Work to complete ->
• A. Answer these questions about the blog post on the threshing festival. Put each answer on its own line, marked (i), (ii) and (iii) like the questions.
(i) What kind of festival did the writer attend in their hometown?
(ii) Where did the writer's daughter fall asleep at one point?
(iii) What did the writer write about when first starting the blog?
• B. The blog post about the threshing festival names some of the best traits of rural living. List every one of them.
• C. Continue the blog post about the threshing festival, starting right after its final sentence.

Document excerpt ->
= = = =

Sunday, September 22, 2013

A Tale of Two Festivals: Profiting off Terror and Breaking Boundaries

This weekend, I went to a rural wheat threshing festival in my hometown. It is an event I have attended almost as many years as I've been alive. It has a lot of charm. The simple tin-roof buildings sit vacant most of the year to suddenly come bustling to life with apple butter and funnel cakes for one beautiful weekend. Men dressed in overalls beam proudly as they show off their meticulously-maintained antique tractors. The sounds of roaring engines and laughing children mingle together. People pop up portable tables and fill them with handmade crafts, secondhand clothes, and a collection of toys, posters, and memorabilia that are at once absurd, kitschy, and exciting. You never know what you might find.

The draw for me, though, the thing that has kept me coming back even after I've moved away from home and into an urban area, is the people. I see people that I grew up with and family members. We share food and stories. It is a connecting zone. It's just a bonus that my daughter gets to run around over dusty fairgrounds, riding in toy trains and World Fair-era merry-go-rounds.

Some of the best traits of rural living are captured in this small town festival: the friendly greetings, the eclectic collection of handmade goods, the wide open fields in beautiful fall weather, and the ethic of hard work underscoring it all.

That hard work is so prevalent that, at one point, my daughter literally crawled onto the ground and fell asleep in the grass.

Unfortunately, this festival also represents some of the worst aspects of small town living: a narrow-mindedness that can be blindingly cruel. I wrote a long time ago, when I first started this blog, about the sale of racist figurines at one of the booths at this festival, but what we saw this year was even more disturbing. (Warning: I'm going to post some pictures of racist memorabilia that many will find offensive and disturbing.)

= = = =

Element location listings:
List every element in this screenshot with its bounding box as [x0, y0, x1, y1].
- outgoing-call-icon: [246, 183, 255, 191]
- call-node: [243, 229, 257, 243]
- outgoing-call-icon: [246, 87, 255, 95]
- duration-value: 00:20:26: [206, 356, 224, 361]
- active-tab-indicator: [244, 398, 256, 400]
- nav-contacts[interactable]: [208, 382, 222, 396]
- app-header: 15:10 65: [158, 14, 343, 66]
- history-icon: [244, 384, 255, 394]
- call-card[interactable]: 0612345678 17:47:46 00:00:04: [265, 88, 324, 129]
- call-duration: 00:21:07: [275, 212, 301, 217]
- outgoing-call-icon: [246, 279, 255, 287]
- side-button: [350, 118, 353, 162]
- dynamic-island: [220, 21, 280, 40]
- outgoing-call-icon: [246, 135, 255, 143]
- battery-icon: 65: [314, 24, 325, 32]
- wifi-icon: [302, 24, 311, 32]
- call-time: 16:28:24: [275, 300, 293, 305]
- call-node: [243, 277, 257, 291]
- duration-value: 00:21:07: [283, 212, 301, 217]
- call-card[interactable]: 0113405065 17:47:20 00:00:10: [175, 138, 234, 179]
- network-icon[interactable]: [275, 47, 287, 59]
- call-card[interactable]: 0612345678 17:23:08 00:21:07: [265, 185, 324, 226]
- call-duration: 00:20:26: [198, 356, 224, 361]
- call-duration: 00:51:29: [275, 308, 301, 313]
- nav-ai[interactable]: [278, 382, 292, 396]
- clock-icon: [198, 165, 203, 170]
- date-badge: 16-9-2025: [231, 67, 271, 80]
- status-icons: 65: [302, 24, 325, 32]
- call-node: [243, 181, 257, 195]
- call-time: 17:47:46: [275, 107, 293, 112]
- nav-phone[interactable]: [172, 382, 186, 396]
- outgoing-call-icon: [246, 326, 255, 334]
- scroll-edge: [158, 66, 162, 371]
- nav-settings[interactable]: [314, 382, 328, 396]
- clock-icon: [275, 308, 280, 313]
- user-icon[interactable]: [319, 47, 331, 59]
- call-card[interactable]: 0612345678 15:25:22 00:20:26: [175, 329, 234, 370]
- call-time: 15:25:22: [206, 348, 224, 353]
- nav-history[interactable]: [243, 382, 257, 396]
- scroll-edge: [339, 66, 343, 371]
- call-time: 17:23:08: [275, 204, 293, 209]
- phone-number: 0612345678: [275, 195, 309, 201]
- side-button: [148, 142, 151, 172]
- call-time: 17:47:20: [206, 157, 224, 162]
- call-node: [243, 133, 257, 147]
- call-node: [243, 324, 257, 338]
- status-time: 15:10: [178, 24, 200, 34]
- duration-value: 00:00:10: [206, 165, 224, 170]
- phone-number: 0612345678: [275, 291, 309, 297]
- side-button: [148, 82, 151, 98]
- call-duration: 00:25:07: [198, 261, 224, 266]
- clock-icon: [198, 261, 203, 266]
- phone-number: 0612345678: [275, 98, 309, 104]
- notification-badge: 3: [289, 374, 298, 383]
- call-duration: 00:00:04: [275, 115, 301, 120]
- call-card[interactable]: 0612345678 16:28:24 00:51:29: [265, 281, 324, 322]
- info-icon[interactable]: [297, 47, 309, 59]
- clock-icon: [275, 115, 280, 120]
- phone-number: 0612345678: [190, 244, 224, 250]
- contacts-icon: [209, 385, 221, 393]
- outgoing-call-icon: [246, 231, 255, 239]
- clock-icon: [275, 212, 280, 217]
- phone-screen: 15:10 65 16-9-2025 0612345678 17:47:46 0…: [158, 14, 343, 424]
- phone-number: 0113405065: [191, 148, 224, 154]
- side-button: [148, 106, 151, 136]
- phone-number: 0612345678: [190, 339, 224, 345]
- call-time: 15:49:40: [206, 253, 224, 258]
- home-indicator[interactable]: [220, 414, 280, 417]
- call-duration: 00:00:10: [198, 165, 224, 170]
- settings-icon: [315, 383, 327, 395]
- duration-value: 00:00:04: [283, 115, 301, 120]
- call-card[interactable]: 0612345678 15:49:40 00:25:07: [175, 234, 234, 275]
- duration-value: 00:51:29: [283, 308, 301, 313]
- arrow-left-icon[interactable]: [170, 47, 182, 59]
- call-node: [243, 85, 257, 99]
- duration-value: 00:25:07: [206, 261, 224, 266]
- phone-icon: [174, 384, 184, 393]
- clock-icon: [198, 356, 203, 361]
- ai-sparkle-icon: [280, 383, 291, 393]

= = = =

Answers ->
• A.
(i) A rural wheat threshing festival.
(ii) In the grass, after crawling onto the ground.
(iii) The sale of racist figurines at one of the booths at this festival.

• B.
- The friendly greetings
- The eclectic collection of handmade goods
- The wide open fields in beautiful fall weather
- The ethic of hard work underscoring it all

• C.
Among these tents of knick knacks, homemade soaps, and plastic bracelets was one shaded on three sides by dark green tarps. Inside, the tables were covered with glass-enclosed cases, the middle rows filled with knives of various sizes. Along the outside tables, there were an assortment of historic buttons, coins, and signs, including several reminders of the most racist parts of human history. 

KKK membership badges, slave shackles, a "Keep Out" sign with a swastika, and a segregated railroad restroom sign all adorned the inside of this family-friendly festival booth. 

I know the arguments against my outrage. Yes, these are real pieces of American history. No, I do not want to erase or deny the veracity of that history. That's why the presence of these exact same pieces in, say, a museum exhibit would not bother me. After much reflection, I think there are two things that made them so problematic in this venue. 

Profiting off Terror

First of all, someone is profiting from these pieces of American history. The fact that someone's flesh and blood were once in those shackles makes them more valuable. The fact that the KKK badge was once held by someone who terrorized and murdered human beings now earns its peddler cold hard cash. Of course, I can only speculate to the familial history of the person selling these wares, but I feel fairly confident in saying that the person making the money is not someone who identifies with the members of these oppressed groups. He is profiting off of his white privilege and the history of genocide, terrorism, and bloodshed that made it possible. That's sickening. 

I have never seen anyone actually purchase one of these things, and--as far as I can tell--the cases usually stay pretty full. Perhaps that means that the good people of this small town have no stomach for such disgusting paraphernalia. At the very least, it probably means they don't want to shell out the better part of a week's paycheck for trinkets of terror that they can't really do anything with. The knives in the middle cases are likely drawing the attention of hunters as they have practical application. 

But what does it mean that so many people can walk into this tent, see these items, and continue to casually browse the rest of the selection? It requires a dangerous cognitive dissonance to tell ourselves that just because we aren't buying those things means that we aren't helping the man who's selling them. 

Creating Boundaries

This was the only booth I saw with such blatantly racist messages. Elsewhere, though, there were displays of a conservative ethos that's clearly tied up with the deep political divide in America.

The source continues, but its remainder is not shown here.